(Task requirements)
Send back all the data below, exactly as given.

(Given data)
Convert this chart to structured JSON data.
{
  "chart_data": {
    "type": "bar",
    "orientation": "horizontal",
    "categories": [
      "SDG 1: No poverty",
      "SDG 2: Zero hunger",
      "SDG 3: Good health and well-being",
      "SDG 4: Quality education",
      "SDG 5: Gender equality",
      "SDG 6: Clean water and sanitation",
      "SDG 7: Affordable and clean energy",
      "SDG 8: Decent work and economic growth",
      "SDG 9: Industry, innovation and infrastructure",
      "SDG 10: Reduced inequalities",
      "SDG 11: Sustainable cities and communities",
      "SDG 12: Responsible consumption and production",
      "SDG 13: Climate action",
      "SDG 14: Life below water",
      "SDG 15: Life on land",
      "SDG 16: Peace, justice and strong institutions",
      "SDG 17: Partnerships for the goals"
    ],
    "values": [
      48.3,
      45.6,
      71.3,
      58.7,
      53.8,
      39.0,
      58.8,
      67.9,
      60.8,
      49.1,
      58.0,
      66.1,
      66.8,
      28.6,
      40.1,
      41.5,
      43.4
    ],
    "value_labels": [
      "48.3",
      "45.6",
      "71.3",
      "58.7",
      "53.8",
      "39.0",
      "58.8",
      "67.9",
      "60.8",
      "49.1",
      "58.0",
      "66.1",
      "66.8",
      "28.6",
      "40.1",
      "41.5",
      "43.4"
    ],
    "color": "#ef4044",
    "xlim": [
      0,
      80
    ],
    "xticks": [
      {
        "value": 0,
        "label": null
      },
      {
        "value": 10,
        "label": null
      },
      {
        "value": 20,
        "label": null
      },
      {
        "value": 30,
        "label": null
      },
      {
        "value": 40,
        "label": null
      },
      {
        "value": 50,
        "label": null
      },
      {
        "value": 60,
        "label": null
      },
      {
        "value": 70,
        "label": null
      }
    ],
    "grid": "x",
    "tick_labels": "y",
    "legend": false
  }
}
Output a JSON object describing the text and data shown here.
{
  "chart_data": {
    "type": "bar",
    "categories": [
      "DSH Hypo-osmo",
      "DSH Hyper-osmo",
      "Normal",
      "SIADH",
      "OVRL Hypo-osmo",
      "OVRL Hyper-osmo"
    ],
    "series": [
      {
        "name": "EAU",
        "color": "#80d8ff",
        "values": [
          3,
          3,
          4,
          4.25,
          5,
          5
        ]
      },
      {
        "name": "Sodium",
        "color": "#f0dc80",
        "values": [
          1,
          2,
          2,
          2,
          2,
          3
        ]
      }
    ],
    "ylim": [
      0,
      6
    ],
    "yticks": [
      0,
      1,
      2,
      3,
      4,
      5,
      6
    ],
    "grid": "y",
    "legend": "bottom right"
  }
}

(Response to the exercise)
Convert this chart to structured JSON data.
{
  "chart_data": {
    "type": "bar",
    "orientation": "horizontal",
    "categories": [
      "SDG 1: No poverty",
      "SDG 2: Zero hunger",
      "SDG 3: Good health and well-being",
      "SDG 4: Quality education",
      "SDG 5: Gender equality",
      "SDG 6: Clean water and sanitation",
      "SDG 7: Affordable and clean energy",
      "SDG 8: Decent work and economic growth",
      "SDG 9: Industry, innovation and infrastructure",
      "SDG 10: Reduced inequalities",
      "SDG 11: Sustainable cities and communities",
      "SDG 12: Responsible consumption and production",
      "SDG 13: Climate action",
      "SDG 14: Life below water",
      "SDG 15: Life on land",
      "SDG 16: Peace, justice and strong institutions",
      "SDG 17: Partnerships for the goals"
    ],
    "values": [
      48.3,
      45.6,
      71.3,
      58.7,
      53.8,
      39.0,
      58.8,
      67.9,
      60.8,
      49.1,
      58.0,
      66.1,
      66.8,
      28.6,
      40.1,
      41.5,
      43.4
    ],
    "value_labels": [
      "48.3",
      "45.6",
      "71.3",
      "58.7",
      "53.8",
      "39.0",
      "58.8",
      "67.9",
      "60.8",
      "49.1",
      "58.0",
      "66.1",
      "66.8",
      "28.6",
      "40.1",
      "41.5",
      "43.4"
    ],
    "color": "#ef4044",
    "xlim": [
      0,
      80
    ],
    "xticks": [
      {
        "value": 0,
        "label": null
      },
      {
        "value": 10,
        "label": null
      },
      {
        "value": 20,
        "label": null
      },
      {
        "value": 30,
        "label": null
      },
      {
        "value": 40,
        "label": null
      },
      {
        "value": 50,
        "label": null
      },
      {
        "value": 60,
        "label": null
      },
      {
        "value": 70,
        "label": null
      }
    ],
    "grid": "x",
    "tick_labels": "y",
    "legend": false
  }
}
Output a JSON object describing the text and data shown here.
{
  "chart_data": {
    "type": "bar",
    "categories": [
      "DSH Hypo-osmo",
      "DSH Hyper-osmo",
      "Normal",
      "SIADH",
      "OVRL Hypo-osmo",
      "OVRL Hyper-osmo"
    ],
    "series": [
      {
        "name": "EAU",
        "color": "#80d8ff",
        "values": [
          3,
          3,
          4,
          4.25,
          5,
          5
        ]
      },
      {
        "name": "Sodium",
        "color": "#f0dc80",
        "values": [
          1,
          2,
          2,
          2,
          2,
          3
        ]
      }
    ],
    "ylim": [
      0,
      6
    ],
    "yticks": [
      0,
      1,
      2,
      3,
      4,
      5,
      6
    ],
    "grid": "y",
    "legend": "bottom right"
  }
}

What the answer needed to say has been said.